Problem statement: Output every line exactly as written. Leave out pictures.

Input data:
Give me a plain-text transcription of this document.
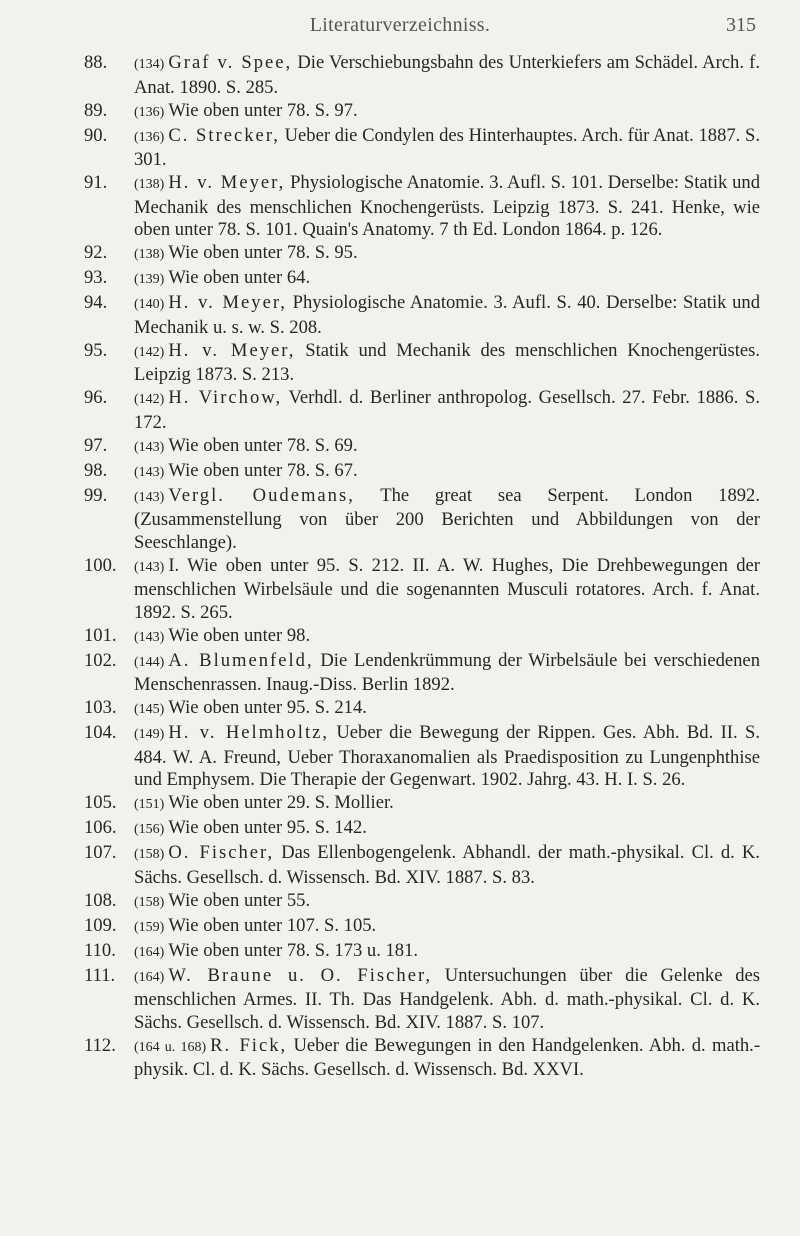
Literaturverzeichniss.	315
88.	(134) Graf v. Spee, Die Verschiebungsbahn des Unterkiefers am Schädel. Arch. f. Anat. 1890. S. 285.
89.	(136) Wie oben unter 78. S. 97.
90.	(136) C. Strecker, Ueber die Condylen des Hinterhauptes. Arch. für Anat. 1887. S. 301.
91.	(138) H. v. Meyer, Physiologische Anatomie. 3. Aufl. S. 101. Derselbe: Statik und Mechanik des menschlichen Knochengerüsts. Leipzig 1873. S. 241. Henke, wie oben unter 78. S. 101. Quain's Anatomy. 7 th Ed. London 1864. p. 126.
92.	(138) Wie oben unter 78. S. 95.
93.	(139) Wie oben unter 64.
94.	(140) H. v. Meyer, Physiologische Anatomie. 3. Aufl. S. 40. Derselbe: Statik und Mechanik u. s. w. S. 208.
95.	(142) H. v. Meyer, Statik und Mechanik des menschlichen Knochengerüstes. Leipzig 1873. S. 213.
96.	(142) H. Virchow, Verhdl. d. Berliner anthropolog. Gesellsch. 27. Febr. 1886. S. 172.
97.	(143) Wie oben unter 78. S. 69.
98.	(143) Wie oben unter 78. S. 67.
99.	(143) Vergl. Oudemans, The great sea Serpent. London 1892. (Zusammenstellung von über 200 Berichten und Abbildungen von der Seeschlange).
100.	(143) I. Wie oben unter 95. S. 212. II. A. W. Hughes, Die Drehbewegungen der menschlichen Wirbelsäule und die sogenannten Musculi rotatores. Arch. f. Anat. 1892. S. 265.
101.	(143) Wie oben unter 98.
102.	(144) A. Blumenfeld, Die Lendenkrümmung der Wirbelsäule bei verschiedenen Menschenrassen. Inaug.-Diss. Berlin 1892.
103.	(145) Wie oben unter 95. S. 214.
104.	(149) H. v. Helmholtz, Ueber die Bewegung der Rippen. Ges. Abh. Bd. II. S. 484. W. A. Freund, Ueber Thoraxanomalien als Praedisposition zu Lungenphthise und Emphysem. Die Therapie der Gegenwart. 1902. Jahrg. 43. H. I. S. 26.
105.	(151) Wie oben unter 29. S. Mollier.
106.	(156) Wie oben unter 95. S. 142.
107.	(158) O. Fischer, Das Ellenbogengelenk. Abhandl. der math.-physikal. Cl. d. K. Sächs. Gesellsch. d. Wissensch. Bd. XIV. 1887. S. 83.
108.	(158) Wie oben unter 55.
109.	(159) Wie oben unter 107. S. 105.
110.	(164) Wie oben unter 78. S. 173 u. 181.
111.	(164) W. Braune u. O. Fischer, Untersuchungen über die Gelenke des menschlichen Armes. II. Th. Das Handgelenk. Abh. d. math.-physikal. Cl. d. K. Sächs. Gesellsch. d. Wissensch. Bd. XIV. 1887. S. 107.
112.	(164 u. 168) R. Fick, Ueber die Bewegungen in den Handgelenken. Abh. d. math.-physik. Cl. d. K. Sächs. Gesellsch. d. Wissensch. Bd. XXVI.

Exercise answer:
Give me a plain-text transcription of this document.
Literaturverzeichniss.	315
88.	(134) Graf v. Spee, Die Verschiebungsbahn des Unterkiefers am Schädel. Arch. f. Anat. 1890. S. 285.
89.	(136) Wie oben unter 78. S. 97.
90.	(136) C. Strecker, Ueber die Condylen des Hinterhauptes. Arch. für Anat. 1887. S. 301.
91.	(138) H. v. Meyer, Physiologische Anatomie. 3. Aufl. S. 101. Derselbe: Statik und Mechanik des menschlichen Knochengerüsts. Leipzig 1873. S. 241. Henke, wie oben unter 78. S. 101. Quain's Anatomy. 7 th Ed. London 1864. p. 126.
92.	(138) Wie oben unter 78. S. 95.
93.	(139) Wie oben unter 64.
94.	(140) H. v. Meyer, Physiologische Anatomie. 3. Aufl. S. 40. Derselbe: Statik und Mechanik u. s. w. S. 208.
95.	(142) H. v. Meyer, Statik und Mechanik des menschlichen Knochengerüstes. Leipzig 1873. S. 213.
96.	(142) H. Virchow, Verhdl. d. Berliner anthropolog. Gesellsch. 27. Febr. 1886. S. 172.
97.	(143) Wie oben unter 78. S. 69.
98.	(143) Wie oben unter 78. S. 67.
99.	(143) Vergl. Oudemans, The great sea Serpent. London 1892. (Zusammenstellung von über 200 Berichten und Abbildungen von der Seeschlange).
100.	(143) I. Wie oben unter 95. S. 212. II. A. W. Hughes, Die Drehbewegungen der menschlichen Wirbelsäule und die sogenannten Musculi rotatores. Arch. f. Anat. 1892. S. 265.
101.	(143) Wie oben unter 98.
102.	(144) A. Blumenfeld, Die Lendenkrümmung der Wirbelsäule bei verschiedenen Menschenrassen. Inaug.-Diss. Berlin 1892.
103.	(145) Wie oben unter 95. S. 214.
104.	(149) H. v. Helmholtz, Ueber die Bewegung der Rippen. Ges. Abh. Bd. II. S. 484. W. A. Freund, Ueber Thoraxanomalien als Praedisposition zu Lungenphthise und Emphysem. Die Therapie der Gegenwart. 1902. Jahrg. 43. H. I. S. 26.
105.	(151) Wie oben unter 29. S. Mollier.
106.	(156) Wie oben unter 95. S. 142.
107.	(158) O. Fischer, Das Ellenbogengelenk. Abhandl. der math.-physikal. Cl. d. K. Sächs. Gesellsch. d. Wissensch. Bd. XIV. 1887. S. 83.
108.	(158) Wie oben unter 55.
109.	(159) Wie oben unter 107. S. 105.
110.	(164) Wie oben unter 78. S. 173 u. 181.
111.	(164) W. Braune u. O. Fischer, Untersuchungen über die Gelenke des menschlichen Armes. II. Th. Das Handgelenk. Abh. d. math.-physikal. Cl. d. K. Sächs. Gesellsch. d. Wissensch. Bd. XIV. 1887. S. 107.
112.	(164 u. 168) R. Fick, Ueber die Bewegungen in den Handgelenken. Abh. d. math.-physik. Cl. d. K. Sächs. Gesellsch. d. Wissensch. Bd. XXVI.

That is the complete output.